▸ **WHAT YOU HAVE TO DO**: Look through the records below and collect all lines that hold the string "this".

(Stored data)
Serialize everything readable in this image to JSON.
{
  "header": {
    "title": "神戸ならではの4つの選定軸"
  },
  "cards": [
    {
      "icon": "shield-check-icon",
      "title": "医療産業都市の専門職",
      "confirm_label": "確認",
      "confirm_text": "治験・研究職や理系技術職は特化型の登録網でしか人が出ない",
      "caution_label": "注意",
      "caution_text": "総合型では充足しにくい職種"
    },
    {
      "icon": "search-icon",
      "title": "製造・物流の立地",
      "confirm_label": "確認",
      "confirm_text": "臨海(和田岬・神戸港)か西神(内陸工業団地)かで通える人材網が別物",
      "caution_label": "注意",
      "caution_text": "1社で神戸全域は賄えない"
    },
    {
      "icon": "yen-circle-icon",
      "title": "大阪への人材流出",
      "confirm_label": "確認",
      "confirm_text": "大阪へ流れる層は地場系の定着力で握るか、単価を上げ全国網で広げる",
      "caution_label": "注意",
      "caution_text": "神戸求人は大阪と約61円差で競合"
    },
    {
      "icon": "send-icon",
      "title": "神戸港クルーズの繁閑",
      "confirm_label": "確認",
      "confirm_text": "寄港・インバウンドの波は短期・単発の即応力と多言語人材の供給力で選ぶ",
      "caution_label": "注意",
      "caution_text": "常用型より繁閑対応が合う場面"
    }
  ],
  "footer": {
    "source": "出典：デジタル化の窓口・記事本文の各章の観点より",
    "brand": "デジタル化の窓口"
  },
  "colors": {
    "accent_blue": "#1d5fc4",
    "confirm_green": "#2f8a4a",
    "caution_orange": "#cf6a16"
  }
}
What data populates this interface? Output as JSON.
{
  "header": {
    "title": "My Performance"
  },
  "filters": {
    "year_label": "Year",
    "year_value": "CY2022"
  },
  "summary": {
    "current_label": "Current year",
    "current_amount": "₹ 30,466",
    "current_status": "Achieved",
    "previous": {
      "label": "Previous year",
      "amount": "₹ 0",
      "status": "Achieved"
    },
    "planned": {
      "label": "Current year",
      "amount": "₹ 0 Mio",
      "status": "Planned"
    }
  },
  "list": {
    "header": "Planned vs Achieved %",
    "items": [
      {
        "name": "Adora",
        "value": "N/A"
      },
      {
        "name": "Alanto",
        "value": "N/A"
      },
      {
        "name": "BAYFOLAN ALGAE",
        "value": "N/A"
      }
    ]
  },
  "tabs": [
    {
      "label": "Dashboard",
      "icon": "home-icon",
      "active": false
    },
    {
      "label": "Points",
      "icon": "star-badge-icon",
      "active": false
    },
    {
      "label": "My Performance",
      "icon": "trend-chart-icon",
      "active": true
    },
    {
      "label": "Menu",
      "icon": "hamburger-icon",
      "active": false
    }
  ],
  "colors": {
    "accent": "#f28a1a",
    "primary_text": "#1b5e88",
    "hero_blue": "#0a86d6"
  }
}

▸ **RESULT**:
Serialize everything readable in this image to JSON.
What data populates this interface? Output as JSON.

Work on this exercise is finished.